>> START

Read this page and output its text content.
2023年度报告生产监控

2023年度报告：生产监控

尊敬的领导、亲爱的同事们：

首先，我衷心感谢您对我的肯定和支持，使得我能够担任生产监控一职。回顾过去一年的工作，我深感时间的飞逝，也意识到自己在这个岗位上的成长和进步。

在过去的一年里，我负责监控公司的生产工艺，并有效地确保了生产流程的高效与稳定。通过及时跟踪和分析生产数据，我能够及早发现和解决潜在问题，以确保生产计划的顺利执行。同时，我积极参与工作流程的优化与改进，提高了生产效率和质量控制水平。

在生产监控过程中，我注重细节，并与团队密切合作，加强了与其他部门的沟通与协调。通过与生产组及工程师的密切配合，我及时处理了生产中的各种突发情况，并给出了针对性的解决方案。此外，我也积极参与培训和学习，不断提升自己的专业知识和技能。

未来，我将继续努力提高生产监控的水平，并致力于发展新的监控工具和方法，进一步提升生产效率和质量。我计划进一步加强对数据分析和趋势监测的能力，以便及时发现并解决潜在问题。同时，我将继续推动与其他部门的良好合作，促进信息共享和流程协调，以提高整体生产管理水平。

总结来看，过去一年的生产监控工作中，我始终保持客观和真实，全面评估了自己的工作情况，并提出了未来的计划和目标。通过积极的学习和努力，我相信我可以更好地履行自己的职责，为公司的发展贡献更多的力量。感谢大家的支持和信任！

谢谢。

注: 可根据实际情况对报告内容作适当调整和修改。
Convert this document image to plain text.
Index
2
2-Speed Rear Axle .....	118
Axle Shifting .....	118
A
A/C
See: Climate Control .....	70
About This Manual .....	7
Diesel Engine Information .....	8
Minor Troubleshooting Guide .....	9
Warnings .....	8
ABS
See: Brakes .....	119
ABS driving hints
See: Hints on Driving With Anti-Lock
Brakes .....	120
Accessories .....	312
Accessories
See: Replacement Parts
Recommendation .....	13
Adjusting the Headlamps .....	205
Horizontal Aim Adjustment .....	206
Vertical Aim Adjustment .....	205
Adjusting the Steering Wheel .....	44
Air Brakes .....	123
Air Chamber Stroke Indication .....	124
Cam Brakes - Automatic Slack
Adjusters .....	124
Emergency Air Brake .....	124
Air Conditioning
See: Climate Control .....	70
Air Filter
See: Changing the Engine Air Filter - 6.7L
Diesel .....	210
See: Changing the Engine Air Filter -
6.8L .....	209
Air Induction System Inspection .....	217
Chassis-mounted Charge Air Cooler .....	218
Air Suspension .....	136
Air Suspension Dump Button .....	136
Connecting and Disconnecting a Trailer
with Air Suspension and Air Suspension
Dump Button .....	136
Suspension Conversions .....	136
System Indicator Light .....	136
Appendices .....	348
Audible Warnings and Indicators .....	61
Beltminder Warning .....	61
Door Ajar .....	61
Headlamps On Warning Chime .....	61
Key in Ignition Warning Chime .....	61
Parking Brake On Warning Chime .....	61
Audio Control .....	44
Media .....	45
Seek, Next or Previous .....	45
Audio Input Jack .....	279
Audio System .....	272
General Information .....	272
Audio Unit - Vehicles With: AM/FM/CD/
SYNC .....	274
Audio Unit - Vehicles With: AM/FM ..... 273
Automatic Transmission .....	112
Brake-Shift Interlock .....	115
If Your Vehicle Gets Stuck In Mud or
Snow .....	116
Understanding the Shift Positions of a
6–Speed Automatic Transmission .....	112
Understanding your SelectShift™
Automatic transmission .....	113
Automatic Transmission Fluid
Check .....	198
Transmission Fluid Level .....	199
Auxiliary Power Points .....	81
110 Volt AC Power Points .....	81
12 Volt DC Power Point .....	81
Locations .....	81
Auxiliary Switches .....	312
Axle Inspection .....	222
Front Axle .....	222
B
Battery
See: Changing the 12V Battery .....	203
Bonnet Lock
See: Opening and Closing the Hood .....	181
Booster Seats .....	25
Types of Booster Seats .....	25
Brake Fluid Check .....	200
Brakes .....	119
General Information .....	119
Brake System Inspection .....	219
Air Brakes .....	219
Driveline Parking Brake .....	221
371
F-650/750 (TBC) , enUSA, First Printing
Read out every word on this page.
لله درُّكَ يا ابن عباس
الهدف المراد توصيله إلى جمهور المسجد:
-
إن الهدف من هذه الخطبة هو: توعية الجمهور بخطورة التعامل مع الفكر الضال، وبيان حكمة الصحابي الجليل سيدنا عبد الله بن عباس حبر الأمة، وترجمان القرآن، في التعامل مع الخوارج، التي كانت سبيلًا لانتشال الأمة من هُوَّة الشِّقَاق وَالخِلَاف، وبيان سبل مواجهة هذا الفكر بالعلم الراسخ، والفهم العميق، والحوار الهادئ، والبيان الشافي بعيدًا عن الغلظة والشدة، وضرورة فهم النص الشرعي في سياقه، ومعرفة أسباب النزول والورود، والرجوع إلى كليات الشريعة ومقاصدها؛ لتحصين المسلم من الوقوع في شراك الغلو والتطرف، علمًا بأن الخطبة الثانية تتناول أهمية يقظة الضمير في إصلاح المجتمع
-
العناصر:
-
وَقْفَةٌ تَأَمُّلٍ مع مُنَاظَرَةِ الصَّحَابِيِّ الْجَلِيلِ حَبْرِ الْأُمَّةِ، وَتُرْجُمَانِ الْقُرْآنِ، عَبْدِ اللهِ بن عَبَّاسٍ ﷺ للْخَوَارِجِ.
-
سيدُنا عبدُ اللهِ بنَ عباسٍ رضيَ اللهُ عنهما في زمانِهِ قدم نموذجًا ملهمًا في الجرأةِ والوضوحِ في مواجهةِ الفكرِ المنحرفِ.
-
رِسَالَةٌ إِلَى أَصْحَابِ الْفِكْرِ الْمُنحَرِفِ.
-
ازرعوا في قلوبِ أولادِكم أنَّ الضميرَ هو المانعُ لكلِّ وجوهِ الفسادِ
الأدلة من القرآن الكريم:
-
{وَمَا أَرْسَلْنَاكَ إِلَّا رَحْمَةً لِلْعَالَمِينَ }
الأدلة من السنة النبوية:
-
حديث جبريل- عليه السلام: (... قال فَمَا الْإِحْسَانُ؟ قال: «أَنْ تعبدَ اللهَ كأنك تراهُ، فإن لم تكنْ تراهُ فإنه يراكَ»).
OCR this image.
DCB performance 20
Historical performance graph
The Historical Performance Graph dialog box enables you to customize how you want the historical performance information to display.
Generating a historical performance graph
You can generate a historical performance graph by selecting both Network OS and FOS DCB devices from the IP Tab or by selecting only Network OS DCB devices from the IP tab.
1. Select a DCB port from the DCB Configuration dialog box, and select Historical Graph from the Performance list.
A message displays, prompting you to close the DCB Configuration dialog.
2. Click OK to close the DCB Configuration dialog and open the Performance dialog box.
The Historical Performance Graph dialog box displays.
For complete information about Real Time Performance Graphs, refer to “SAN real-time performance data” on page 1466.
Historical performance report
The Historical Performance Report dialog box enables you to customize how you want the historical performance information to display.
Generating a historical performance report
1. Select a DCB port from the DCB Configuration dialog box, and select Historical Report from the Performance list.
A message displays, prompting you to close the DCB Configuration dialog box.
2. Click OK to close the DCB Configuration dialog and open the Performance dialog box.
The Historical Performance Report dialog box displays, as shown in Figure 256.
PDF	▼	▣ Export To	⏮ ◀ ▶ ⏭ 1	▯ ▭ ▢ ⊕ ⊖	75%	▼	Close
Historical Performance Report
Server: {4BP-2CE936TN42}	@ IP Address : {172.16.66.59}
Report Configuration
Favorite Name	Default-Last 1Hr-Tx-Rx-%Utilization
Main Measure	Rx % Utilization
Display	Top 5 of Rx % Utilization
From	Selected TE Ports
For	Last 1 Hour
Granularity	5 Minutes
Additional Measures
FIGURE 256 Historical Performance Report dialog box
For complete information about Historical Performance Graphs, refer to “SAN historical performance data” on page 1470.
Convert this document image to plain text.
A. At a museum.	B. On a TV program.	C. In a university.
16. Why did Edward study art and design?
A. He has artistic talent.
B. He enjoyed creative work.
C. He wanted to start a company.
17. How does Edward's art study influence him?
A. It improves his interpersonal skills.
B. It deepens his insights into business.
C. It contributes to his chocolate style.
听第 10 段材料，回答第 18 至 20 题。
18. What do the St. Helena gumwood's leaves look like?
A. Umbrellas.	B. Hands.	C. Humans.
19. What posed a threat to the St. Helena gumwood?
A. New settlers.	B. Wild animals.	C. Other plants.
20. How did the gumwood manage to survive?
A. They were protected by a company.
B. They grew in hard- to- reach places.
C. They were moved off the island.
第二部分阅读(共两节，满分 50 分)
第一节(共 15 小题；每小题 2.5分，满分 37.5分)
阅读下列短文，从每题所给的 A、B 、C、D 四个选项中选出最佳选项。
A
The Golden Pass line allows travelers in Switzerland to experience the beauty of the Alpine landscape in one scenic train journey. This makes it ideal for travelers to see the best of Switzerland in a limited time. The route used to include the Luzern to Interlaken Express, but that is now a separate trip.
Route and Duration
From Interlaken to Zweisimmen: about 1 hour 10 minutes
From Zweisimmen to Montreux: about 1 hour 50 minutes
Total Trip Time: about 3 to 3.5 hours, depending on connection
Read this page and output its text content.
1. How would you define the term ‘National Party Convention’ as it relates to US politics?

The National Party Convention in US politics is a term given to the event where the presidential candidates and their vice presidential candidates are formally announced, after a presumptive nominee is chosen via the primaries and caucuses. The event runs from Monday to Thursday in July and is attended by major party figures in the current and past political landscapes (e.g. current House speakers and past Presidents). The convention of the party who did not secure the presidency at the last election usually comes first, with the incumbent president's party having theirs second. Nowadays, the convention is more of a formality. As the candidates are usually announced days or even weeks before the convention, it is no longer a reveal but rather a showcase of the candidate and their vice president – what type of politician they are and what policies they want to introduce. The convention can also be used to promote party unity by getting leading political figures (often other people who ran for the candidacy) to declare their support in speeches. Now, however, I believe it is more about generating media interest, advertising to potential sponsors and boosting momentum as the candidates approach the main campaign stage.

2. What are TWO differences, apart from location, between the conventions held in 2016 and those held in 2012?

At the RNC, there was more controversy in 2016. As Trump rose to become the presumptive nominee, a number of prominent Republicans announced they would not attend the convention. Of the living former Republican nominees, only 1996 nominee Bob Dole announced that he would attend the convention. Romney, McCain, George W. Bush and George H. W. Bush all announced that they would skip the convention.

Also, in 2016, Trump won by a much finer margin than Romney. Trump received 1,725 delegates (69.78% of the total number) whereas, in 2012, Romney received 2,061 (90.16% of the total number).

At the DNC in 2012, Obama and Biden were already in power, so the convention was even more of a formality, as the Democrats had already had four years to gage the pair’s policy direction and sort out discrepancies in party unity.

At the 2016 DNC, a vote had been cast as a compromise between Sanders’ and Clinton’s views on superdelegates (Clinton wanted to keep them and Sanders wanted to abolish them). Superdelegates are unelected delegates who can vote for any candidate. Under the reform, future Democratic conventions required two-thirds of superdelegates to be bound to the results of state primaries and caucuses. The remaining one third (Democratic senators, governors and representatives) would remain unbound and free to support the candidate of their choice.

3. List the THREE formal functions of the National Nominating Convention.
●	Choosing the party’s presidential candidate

>> END

Task to complete: Copy each line of the preceding data that contains the string "gumwood".

Answer below:
18. What do the St. Helena gumwood's leaves look like?
19. What posed a threat to the St. Helena gumwood?
20. How did the gumwood manage to survive?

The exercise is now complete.